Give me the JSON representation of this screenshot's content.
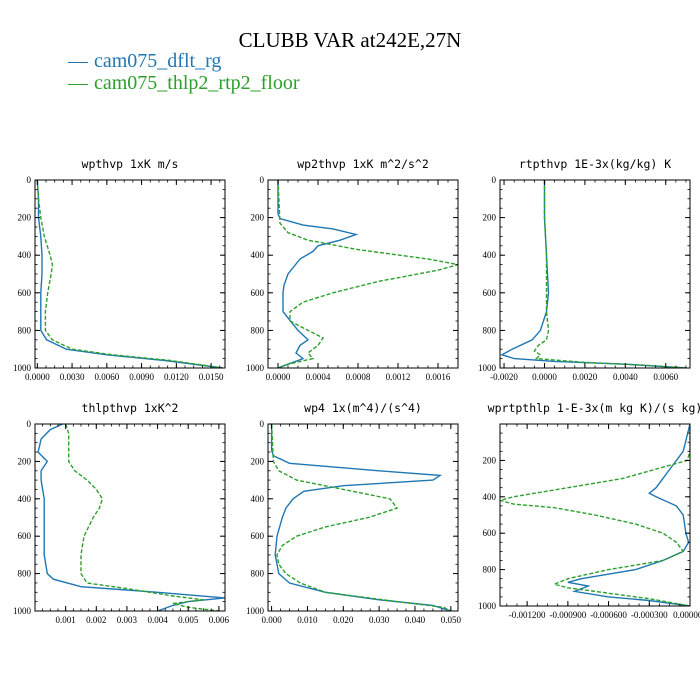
{
  "title": "CLUBB VAR at242E,27N",
  "legend": [
    {
      "label": "cam075_dflt_rg",
      "color": "#1f77b4"
    },
    {
      "label": "cam075_thlp2_rtp2_floor",
      "color": "#2ca02c"
    }
  ],
  "chart_data": [
    {
      "type": "line",
      "title": "wpthvp   1xK m/s",
      "xlim": [
        -0.0002,
        0.0162
      ],
      "ylim": [
        1000,
        0
      ],
      "xticks": [
        0.0,
        0.003,
        0.006,
        0.009,
        0.012,
        0.015
      ],
      "xtick_labels": [
        "0.0000",
        "0.0030",
        "0.0060",
        "0.0090",
        "0.0120",
        "0.0150"
      ],
      "yticks": [
        0,
        200,
        400,
        600,
        800,
        1000
      ],
      "ytick_labels": [
        "0",
        "200",
        "400",
        "600",
        "800",
        "1000"
      ],
      "series": [
        {
          "y": [
            0,
            100,
            200,
            300,
            400,
            500,
            600,
            700,
            800,
            850,
            900,
            930,
            960,
            1000
          ],
          "x": [
            0.0,
            0.0001,
            0.0001,
            0.0003,
            0.0004,
            0.0004,
            0.0003,
            0.0003,
            0.0003,
            0.0008,
            0.0025,
            0.006,
            0.011,
            0.016
          ]
        },
        {
          "y": [
            0,
            100,
            200,
            300,
            400,
            450,
            500,
            600,
            700,
            800,
            850,
            900,
            930,
            960,
            1000
          ],
          "x": [
            0.0,
            0.0001,
            0.0003,
            0.0006,
            0.0011,
            0.0013,
            0.0012,
            0.0009,
            0.0007,
            0.0007,
            0.0013,
            0.003,
            0.0065,
            0.0115,
            0.016
          ]
        }
      ]
    },
    {
      "type": "line",
      "title": "wp2thvp   1xK m^2/s^2",
      "xlim": [
        -0.0001,
        0.0018
      ],
      "ylim": [
        1000,
        0
      ],
      "xticks": [
        0.0,
        0.0004,
        0.0008,
        0.0012,
        0.0016
      ],
      "xtick_labels": [
        "0.0000",
        "0.0004",
        "0.0008",
        "0.0012",
        "0.0016"
      ],
      "yticks": [
        0,
        200,
        400,
        600,
        800,
        1000
      ],
      "ytick_labels": [
        "0",
        "200",
        "400",
        "600",
        "800",
        "1000"
      ],
      "series": [
        {
          "y": [
            0,
            180,
            205,
            240,
            260,
            290,
            320,
            350,
            380,
            420,
            500,
            560,
            600,
            700,
            800,
            850,
            880,
            920,
            950,
            980,
            1000
          ],
          "x": [
            0.0,
            0.0,
            2e-05,
            0.00025,
            0.00055,
            0.00078,
            0.00062,
            0.0004,
            0.00035,
            0.00022,
            0.0001,
            6e-05,
            5e-05,
            5e-05,
            0.0002,
            0.0003,
            0.00022,
            0.00018,
            0.00025,
            0.0001,
            0.0
          ]
        },
        {
          "y": [
            0,
            230,
            280,
            320,
            370,
            420,
            450,
            480,
            540,
            600,
            650,
            700,
            750,
            800,
            840,
            880,
            920,
            950,
            980,
            1000
          ],
          "x": [
            0.0,
            2e-05,
            0.0001,
            0.0003,
            0.0008,
            0.0015,
            0.0018,
            0.0016,
            0.001,
            0.00055,
            0.00025,
            0.00012,
            0.00012,
            0.0003,
            0.00045,
            0.0004,
            0.0003,
            0.00035,
            0.0001,
            0.0
          ]
        }
      ]
    },
    {
      "type": "line",
      "title": "rtpthvp   1E-3x(kg/kg) K",
      "xlim": [
        -0.0022,
        0.0072
      ],
      "ylim": [
        1000,
        0
      ],
      "xticks": [
        -0.002,
        0.0,
        0.002,
        0.004,
        0.006
      ],
      "xtick_labels": [
        "-0.0020",
        "0.0000",
        "0.0020",
        "0.0040",
        "0.0060"
      ],
      "yticks": [
        0,
        200,
        400,
        600,
        800,
        1000
      ],
      "ytick_labels": [
        "0",
        "200",
        "400",
        "600",
        "800",
        "1000"
      ],
      "series": [
        {
          "y": [
            0,
            200,
            400,
            600,
            700,
            800,
            850,
            900,
            930,
            950,
            965,
            980,
            1000
          ],
          "x": [
            0.0,
            0.0,
            0.0001,
            0.0002,
            0.0001,
            -0.0002,
            -0.0006,
            -0.0016,
            -0.0021,
            -0.0015,
            0.0005,
            0.004,
            0.007
          ]
        },
        {
          "y": [
            0,
            200,
            400,
            600,
            700,
            800,
            850,
            880,
            910,
            930,
            950,
            970,
            985,
            1000
          ],
          "x": [
            0.0,
            0.0,
            0.0001,
            0.0001,
            0.0001,
            0.0002,
            0.0001,
            -0.0003,
            -0.0005,
            -0.0002,
            -0.0004,
            0.002,
            0.005,
            0.007
          ]
        }
      ]
    },
    {
      "type": "line",
      "title": "thlpthvp   1xK^2",
      "xlim": [
        0.0,
        0.0062
      ],
      "ylim": [
        1000,
        0
      ],
      "xticks": [
        0.001,
        0.002,
        0.003,
        0.004,
        0.005,
        0.006
      ],
      "xtick_labels": [
        "0.001",
        "0.002",
        "0.003",
        "0.004",
        "0.005",
        "0.006"
      ],
      "yticks": [
        0,
        200,
        400,
        600,
        800,
        1000
      ],
      "ytick_labels": [
        "0",
        "200",
        "400",
        "600",
        "800",
        "1000"
      ],
      "series": [
        {
          "y": [
            0,
            30,
            80,
            150,
            200,
            250,
            300,
            400,
            500,
            600,
            700,
            800,
            830,
            870,
            900,
            930,
            950,
            970,
            1000
          ],
          "x": [
            0.0009,
            0.0005,
            0.0002,
            0.0001,
            0.0004,
            0.0002,
            0.0002,
            0.0003,
            0.0003,
            0.0003,
            0.0003,
            0.0004,
            0.0006,
            0.0015,
            0.004,
            0.0062,
            0.005,
            0.0045,
            0.004
          ]
        },
        {
          "y": [
            0,
            50,
            100,
            200,
            250,
            300,
            350,
            400,
            450,
            500,
            600,
            700,
            800,
            850,
            880,
            920,
            940,
            960,
            980,
            1000
          ],
          "x": [
            0.001,
            0.0011,
            0.0011,
            0.0011,
            0.0013,
            0.0017,
            0.002,
            0.0022,
            0.0021,
            0.0019,
            0.0016,
            0.0015,
            0.0015,
            0.0017,
            0.003,
            0.0045,
            0.0055,
            0.0045,
            0.005,
            0.006
          ]
        }
      ]
    },
    {
      "type": "line",
      "title": "wp4   1x(m^4)/(s^4)",
      "xlim": [
        -0.001,
        0.052
      ],
      "ylim": [
        1000,
        0
      ],
      "xticks": [
        0.0,
        0.01,
        0.02,
        0.03,
        0.04,
        0.05
      ],
      "xtick_labels": [
        "0.000",
        "0.010",
        "0.020",
        "0.030",
        "0.040",
        "0.050"
      ],
      "yticks": [
        0,
        200,
        400,
        600,
        800,
        1000
      ],
      "ytick_labels": [
        "0",
        "200",
        "400",
        "600",
        "800",
        "1000"
      ],
      "series": [
        {
          "y": [
            0,
            140,
            170,
            210,
            250,
            275,
            300,
            330,
            360,
            400,
            450,
            500,
            600,
            700,
            800,
            850,
            900,
            940,
            970,
            1000
          ],
          "x": [
            0.0,
            0.0,
            0.0005,
            0.005,
            0.03,
            0.047,
            0.045,
            0.02,
            0.009,
            0.006,
            0.004,
            0.003,
            0.0015,
            0.001,
            0.002,
            0.005,
            0.015,
            0.03,
            0.045,
            0.05
          ]
        },
        {
          "y": [
            0,
            200,
            250,
            300,
            350,
            400,
            450,
            500,
            550,
            600,
            650,
            700,
            750,
            800,
            850,
            900,
            950,
            980,
            1000
          ],
          "x": [
            0.0,
            0.0005,
            0.002,
            0.007,
            0.02,
            0.033,
            0.035,
            0.027,
            0.015,
            0.007,
            0.003,
            0.0015,
            0.002,
            0.004,
            0.008,
            0.015,
            0.035,
            0.048,
            0.05
          ]
        }
      ]
    },
    {
      "type": "line",
      "title": "wprtpthlp   1-E-3x(m kg K)/(s kg)",
      "xlim": [
        -0.0014,
        0.0
      ],
      "ylim": [
        1000,
        0
      ],
      "xticks": [
        -0.0012,
        -0.0009,
        -0.0006,
        -0.0003,
        0.0
      ],
      "xtick_labels": [
        "-0.001200",
        "-0.000900",
        "-0.000600",
        "-0.000300",
        "0.000000"
      ],
      "yticks": [
        200,
        400,
        600,
        800,
        1000
      ],
      "ytick_labels": [
        "200",
        "400",
        "600",
        "800",
        "1000"
      ],
      "series": [
        {
          "y": [
            0,
            150,
            200,
            250,
            300,
            350,
            380,
            400,
            450,
            500,
            600,
            650,
            700,
            750,
            800,
            850,
            870,
            890,
            920,
            950,
            970,
            1000
          ],
          "x": [
            0.0,
            -5e-05,
            -0.0001,
            -0.00015,
            -0.0002,
            -0.00025,
            -0.0003,
            -0.00025,
            -0.0001,
            -5e-05,
            -3e-05,
            -1e-05,
            -5e-05,
            -0.0002,
            -0.0004,
            -0.0008,
            -0.0009,
            -0.00075,
            -0.00085,
            -0.0006,
            -0.0003,
            0.0
          ]
        },
        {
          "y": [
            0,
            150,
            200,
            300,
            400,
            420,
            440,
            460,
            500,
            550,
            600,
            650,
            700,
            750,
            800,
            850,
            880,
            900,
            920,
            960,
            1000
          ],
          "x": [
            0.0,
            0.0,
            -2e-05,
            -0.0005,
            -0.0013,
            -0.0014,
            -0.0013,
            -0.001,
            -0.0007,
            -0.0004,
            -0.0002,
            -0.0001,
            -5e-05,
            -0.0002,
            -0.0006,
            -0.0009,
            -0.001,
            -0.0009,
            -0.0007,
            -0.0003,
            0.0
          ]
        }
      ]
    }
  ]
}
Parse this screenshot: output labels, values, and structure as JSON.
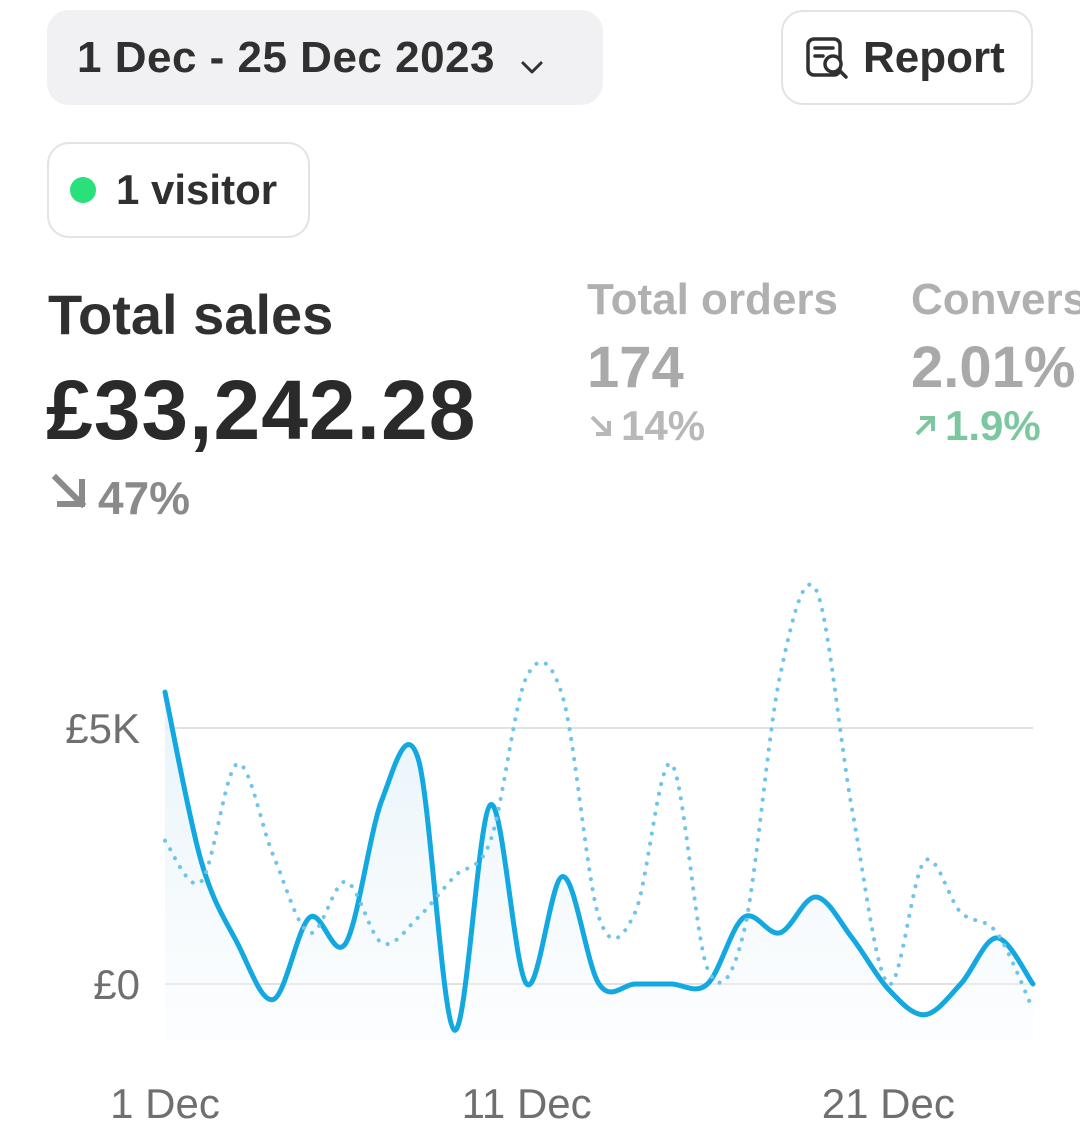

=-=-=

• **Instruction**: In the entries above, find each line with the string "JSON" and copy it.

• **Task answer**:
Give me the JSON representation of this screenshot's content.
Parse this screenshot: output labels, values, and structure as JSON.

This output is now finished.